**TASK:**
Whenever a line below holds the word "income", copy that line.

[Extracted data entries]
□ □ □
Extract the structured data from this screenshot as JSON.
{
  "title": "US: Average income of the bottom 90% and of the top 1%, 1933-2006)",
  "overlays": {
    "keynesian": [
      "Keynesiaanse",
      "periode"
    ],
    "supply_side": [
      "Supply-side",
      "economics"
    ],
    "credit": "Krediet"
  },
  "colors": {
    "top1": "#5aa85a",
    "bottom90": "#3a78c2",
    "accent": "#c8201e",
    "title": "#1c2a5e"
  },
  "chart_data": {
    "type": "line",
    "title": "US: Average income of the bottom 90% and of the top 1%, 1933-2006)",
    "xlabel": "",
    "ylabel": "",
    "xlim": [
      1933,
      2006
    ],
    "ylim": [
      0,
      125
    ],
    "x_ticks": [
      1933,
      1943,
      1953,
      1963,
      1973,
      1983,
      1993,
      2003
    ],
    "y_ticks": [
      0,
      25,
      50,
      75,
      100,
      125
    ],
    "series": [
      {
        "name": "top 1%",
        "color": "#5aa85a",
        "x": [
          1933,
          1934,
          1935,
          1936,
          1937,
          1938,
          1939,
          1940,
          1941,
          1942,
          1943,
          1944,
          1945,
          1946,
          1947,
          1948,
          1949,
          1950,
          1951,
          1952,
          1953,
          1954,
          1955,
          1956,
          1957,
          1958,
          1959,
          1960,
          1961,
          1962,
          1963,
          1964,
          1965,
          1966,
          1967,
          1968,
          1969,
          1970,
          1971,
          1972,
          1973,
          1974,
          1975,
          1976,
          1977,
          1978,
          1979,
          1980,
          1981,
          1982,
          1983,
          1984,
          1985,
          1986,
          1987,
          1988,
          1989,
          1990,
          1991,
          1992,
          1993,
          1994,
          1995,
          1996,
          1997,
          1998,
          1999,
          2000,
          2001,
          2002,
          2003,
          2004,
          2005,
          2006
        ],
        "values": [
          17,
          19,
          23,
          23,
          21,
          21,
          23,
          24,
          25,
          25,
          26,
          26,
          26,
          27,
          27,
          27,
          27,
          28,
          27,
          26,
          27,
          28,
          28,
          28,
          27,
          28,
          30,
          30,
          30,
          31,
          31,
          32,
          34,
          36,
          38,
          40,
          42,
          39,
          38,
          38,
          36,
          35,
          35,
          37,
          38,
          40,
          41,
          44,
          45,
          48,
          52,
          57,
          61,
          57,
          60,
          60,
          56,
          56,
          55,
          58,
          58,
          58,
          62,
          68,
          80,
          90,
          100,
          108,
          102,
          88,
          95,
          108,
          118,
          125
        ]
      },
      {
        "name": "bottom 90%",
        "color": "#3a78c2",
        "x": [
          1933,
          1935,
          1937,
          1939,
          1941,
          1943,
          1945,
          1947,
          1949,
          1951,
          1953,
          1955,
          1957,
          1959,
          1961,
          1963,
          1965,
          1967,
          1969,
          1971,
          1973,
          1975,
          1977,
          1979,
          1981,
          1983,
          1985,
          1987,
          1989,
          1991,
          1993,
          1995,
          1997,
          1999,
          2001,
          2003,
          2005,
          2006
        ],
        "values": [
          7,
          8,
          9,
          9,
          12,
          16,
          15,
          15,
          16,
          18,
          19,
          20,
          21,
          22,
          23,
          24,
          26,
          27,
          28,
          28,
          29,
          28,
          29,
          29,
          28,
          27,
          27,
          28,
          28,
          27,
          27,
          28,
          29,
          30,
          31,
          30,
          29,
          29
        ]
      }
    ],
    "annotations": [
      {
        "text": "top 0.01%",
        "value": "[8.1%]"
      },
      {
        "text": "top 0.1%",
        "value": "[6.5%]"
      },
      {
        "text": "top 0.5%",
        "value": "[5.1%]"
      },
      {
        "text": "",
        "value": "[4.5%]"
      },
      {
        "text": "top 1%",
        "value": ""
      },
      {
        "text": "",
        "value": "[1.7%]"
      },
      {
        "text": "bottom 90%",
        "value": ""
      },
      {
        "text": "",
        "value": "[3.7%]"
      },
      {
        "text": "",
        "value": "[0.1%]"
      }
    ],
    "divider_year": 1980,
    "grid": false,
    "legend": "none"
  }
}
□ □ □
**SOLUTION FOR THIS EXERCISE:**
  "title": "US: Average income of the bottom 90% and of the top 1%, 1933-2006)",
    "title": "US: Average income of the bottom 90% and of the top 1%, 1933-2006)",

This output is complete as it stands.